From the listing below, tally the lines that include "zeta". Return only the total.

- DATA ROWS:
-----
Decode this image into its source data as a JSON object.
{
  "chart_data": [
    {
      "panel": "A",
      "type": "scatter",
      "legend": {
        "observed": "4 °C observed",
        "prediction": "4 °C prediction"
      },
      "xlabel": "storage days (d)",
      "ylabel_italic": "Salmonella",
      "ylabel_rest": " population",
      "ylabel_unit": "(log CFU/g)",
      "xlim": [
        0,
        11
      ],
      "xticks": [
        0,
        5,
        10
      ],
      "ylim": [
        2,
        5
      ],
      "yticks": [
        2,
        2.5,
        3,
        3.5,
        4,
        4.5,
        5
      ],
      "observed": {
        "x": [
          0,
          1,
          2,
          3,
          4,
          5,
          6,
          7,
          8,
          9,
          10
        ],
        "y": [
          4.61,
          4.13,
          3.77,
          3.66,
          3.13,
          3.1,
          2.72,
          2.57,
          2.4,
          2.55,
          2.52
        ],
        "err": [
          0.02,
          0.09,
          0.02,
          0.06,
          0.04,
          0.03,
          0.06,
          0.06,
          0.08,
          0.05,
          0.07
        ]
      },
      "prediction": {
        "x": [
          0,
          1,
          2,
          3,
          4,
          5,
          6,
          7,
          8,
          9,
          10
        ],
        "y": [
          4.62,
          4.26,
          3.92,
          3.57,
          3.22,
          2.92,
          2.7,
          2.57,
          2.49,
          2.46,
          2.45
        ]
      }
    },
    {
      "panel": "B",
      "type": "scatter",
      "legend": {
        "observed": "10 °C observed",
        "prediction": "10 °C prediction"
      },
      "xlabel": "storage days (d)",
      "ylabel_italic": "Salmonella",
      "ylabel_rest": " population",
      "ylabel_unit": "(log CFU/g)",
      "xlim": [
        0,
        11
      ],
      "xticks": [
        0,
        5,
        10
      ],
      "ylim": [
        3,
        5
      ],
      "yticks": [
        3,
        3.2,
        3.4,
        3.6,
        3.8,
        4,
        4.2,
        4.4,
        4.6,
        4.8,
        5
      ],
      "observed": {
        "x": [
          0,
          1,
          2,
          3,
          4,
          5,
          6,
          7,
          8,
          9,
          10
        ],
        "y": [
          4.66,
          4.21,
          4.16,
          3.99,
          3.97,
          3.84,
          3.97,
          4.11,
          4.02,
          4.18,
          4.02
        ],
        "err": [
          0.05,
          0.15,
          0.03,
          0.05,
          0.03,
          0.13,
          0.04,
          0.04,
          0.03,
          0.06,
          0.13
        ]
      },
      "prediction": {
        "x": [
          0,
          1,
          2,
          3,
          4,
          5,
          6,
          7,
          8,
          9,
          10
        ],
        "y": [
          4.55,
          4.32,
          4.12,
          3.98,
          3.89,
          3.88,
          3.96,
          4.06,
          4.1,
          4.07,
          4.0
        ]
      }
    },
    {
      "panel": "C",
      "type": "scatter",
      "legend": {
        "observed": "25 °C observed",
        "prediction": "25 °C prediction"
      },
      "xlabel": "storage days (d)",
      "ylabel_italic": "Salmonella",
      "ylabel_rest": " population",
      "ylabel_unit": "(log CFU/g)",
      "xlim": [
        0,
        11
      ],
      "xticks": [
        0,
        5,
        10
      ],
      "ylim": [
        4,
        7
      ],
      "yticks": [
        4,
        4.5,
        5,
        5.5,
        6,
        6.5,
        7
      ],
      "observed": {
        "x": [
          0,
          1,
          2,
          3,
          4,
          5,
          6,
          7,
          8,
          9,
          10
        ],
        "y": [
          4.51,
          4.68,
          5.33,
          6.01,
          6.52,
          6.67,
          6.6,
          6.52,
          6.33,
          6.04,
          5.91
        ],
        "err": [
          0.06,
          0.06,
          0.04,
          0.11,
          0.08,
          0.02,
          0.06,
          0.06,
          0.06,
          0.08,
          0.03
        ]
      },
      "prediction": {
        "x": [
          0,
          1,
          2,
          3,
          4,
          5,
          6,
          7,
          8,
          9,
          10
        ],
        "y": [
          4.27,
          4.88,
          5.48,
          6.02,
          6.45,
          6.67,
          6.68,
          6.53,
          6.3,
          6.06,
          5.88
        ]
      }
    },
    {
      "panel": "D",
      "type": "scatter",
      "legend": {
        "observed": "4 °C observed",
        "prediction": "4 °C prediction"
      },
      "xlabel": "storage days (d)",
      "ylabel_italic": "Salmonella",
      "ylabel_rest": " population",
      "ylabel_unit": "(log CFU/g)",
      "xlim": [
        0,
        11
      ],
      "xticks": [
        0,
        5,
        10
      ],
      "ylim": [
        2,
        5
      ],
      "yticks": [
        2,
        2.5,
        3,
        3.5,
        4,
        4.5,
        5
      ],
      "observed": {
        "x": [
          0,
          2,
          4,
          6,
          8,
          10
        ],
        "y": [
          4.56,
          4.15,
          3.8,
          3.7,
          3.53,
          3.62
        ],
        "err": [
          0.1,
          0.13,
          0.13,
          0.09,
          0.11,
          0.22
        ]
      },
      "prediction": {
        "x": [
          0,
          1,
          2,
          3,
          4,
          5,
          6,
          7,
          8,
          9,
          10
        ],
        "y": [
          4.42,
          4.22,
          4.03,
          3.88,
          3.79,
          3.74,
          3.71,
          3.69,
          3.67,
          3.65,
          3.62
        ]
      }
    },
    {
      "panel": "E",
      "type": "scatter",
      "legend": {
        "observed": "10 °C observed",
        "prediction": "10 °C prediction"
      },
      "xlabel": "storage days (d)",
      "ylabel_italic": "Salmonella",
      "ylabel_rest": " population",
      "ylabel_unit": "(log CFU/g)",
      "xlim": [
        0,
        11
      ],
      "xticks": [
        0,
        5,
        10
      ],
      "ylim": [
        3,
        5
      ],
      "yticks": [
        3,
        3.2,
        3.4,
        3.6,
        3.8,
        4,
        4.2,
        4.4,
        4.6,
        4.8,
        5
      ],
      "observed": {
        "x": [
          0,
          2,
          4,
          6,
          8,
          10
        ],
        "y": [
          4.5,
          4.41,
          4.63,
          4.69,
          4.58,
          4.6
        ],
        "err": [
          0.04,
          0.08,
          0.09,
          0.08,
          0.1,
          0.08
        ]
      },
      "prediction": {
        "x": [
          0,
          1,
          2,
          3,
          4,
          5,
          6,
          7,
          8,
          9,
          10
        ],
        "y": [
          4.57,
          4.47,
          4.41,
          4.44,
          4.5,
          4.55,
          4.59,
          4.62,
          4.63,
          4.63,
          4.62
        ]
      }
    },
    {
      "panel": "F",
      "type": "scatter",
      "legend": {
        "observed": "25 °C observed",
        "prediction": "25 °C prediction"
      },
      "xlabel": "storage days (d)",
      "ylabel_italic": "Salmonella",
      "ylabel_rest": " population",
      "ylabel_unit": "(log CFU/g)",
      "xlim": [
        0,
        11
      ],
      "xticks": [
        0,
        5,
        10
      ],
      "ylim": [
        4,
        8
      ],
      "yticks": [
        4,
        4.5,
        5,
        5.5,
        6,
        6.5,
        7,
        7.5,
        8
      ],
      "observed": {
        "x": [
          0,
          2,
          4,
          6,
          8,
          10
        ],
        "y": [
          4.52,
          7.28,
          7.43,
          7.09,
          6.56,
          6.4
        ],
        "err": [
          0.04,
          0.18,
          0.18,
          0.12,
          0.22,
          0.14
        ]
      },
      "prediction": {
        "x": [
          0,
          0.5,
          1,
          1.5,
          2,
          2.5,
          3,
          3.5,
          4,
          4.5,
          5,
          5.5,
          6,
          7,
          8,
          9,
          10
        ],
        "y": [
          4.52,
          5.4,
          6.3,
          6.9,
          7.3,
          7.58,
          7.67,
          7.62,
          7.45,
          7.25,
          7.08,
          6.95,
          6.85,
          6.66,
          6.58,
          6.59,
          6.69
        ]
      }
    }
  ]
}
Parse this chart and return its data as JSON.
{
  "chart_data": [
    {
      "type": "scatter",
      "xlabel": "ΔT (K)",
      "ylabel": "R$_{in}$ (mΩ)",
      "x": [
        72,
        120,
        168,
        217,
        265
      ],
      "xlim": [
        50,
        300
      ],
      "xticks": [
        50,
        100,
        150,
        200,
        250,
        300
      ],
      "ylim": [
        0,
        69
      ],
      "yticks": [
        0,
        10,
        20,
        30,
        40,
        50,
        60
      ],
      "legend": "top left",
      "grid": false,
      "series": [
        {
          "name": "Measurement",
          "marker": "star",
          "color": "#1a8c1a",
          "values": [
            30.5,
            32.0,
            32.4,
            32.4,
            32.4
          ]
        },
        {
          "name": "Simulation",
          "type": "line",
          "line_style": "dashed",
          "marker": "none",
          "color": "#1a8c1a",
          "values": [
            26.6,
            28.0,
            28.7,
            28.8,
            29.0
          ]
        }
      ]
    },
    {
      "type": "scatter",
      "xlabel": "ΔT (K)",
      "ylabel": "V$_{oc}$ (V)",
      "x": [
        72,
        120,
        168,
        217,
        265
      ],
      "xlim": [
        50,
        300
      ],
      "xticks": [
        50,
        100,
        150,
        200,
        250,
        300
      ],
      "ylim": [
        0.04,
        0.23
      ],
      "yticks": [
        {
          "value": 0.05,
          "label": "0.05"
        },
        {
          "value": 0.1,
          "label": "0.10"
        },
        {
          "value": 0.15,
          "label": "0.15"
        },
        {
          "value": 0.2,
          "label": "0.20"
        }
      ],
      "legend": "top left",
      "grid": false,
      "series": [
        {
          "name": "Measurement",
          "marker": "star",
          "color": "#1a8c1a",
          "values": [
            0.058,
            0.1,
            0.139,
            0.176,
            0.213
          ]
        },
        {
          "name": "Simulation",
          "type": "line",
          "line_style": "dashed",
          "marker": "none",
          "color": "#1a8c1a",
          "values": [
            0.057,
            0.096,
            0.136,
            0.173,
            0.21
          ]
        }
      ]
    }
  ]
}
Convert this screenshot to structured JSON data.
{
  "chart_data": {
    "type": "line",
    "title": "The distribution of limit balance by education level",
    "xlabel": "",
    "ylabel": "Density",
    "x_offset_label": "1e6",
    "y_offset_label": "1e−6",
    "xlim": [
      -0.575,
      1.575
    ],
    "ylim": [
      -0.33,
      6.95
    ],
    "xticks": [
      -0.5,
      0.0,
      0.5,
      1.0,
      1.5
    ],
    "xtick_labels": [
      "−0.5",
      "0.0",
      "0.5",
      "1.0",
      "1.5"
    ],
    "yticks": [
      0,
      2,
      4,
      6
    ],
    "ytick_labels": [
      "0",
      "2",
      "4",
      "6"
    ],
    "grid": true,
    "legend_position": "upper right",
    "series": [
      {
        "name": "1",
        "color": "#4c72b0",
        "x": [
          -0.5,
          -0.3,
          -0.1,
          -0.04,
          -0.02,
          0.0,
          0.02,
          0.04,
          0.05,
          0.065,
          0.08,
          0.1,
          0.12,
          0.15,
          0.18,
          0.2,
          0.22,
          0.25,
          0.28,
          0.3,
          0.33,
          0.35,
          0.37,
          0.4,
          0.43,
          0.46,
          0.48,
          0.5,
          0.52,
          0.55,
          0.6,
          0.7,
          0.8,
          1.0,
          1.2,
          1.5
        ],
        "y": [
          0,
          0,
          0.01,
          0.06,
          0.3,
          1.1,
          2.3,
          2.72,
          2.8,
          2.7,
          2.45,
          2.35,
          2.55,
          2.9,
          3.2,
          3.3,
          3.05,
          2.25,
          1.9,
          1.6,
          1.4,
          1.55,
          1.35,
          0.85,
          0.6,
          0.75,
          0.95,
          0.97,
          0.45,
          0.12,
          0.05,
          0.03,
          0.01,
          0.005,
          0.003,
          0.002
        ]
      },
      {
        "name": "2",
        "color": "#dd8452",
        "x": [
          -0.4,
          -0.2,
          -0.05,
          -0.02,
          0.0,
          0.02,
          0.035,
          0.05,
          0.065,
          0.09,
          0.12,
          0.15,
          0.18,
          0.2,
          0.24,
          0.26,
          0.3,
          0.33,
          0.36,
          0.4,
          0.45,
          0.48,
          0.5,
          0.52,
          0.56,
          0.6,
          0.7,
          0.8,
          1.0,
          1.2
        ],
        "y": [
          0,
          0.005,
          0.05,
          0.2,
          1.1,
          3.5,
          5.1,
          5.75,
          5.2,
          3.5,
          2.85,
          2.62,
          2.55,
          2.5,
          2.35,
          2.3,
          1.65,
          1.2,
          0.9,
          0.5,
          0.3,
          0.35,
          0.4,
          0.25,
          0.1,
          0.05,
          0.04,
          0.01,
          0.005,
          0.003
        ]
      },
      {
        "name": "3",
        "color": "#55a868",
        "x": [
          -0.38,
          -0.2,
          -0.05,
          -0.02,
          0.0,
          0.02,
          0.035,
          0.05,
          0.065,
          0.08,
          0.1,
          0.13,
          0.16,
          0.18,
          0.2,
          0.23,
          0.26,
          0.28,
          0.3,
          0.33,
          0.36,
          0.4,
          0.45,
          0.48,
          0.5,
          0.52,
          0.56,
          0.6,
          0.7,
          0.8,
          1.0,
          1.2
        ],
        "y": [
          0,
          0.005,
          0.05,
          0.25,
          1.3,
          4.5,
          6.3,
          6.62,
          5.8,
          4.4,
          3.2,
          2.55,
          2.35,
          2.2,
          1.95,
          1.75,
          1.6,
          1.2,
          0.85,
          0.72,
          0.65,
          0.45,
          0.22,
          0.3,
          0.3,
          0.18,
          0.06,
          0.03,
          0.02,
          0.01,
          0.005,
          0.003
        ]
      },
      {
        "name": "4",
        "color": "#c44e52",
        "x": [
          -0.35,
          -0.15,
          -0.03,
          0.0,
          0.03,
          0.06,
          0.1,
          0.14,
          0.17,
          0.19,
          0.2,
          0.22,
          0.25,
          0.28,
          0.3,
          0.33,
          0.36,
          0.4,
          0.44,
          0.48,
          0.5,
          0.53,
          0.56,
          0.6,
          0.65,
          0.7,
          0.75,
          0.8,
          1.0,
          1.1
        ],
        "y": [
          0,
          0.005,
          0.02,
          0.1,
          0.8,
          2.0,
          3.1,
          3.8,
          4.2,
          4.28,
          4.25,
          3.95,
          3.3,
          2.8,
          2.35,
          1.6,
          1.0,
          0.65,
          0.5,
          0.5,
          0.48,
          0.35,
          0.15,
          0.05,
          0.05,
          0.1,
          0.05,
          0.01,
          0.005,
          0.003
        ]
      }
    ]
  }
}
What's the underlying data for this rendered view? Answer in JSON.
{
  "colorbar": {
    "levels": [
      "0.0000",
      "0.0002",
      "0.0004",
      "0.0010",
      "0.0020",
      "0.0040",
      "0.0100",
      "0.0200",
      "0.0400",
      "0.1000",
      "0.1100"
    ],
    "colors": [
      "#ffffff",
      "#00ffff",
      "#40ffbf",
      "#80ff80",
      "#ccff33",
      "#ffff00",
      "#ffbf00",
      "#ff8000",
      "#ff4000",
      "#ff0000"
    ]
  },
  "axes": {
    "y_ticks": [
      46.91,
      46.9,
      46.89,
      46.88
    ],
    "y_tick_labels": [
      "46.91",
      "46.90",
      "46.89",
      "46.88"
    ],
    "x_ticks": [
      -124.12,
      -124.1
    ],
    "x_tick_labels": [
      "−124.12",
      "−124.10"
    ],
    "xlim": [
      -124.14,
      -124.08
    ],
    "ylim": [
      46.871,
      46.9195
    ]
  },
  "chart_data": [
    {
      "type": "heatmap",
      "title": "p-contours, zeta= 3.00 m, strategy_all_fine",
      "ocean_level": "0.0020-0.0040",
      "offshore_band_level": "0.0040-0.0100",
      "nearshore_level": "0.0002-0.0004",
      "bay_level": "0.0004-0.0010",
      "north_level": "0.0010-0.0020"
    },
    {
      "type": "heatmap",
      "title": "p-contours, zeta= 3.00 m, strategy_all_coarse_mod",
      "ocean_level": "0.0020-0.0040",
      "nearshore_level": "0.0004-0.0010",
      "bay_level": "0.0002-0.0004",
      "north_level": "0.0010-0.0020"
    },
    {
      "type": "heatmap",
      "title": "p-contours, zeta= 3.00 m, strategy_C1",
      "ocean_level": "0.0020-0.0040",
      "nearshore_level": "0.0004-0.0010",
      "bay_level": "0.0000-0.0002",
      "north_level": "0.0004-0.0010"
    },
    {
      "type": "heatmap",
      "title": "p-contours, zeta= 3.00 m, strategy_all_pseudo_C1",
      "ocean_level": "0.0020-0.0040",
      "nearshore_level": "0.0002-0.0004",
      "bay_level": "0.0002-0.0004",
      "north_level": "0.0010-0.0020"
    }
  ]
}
-----
- SOLUTION BELOW:
4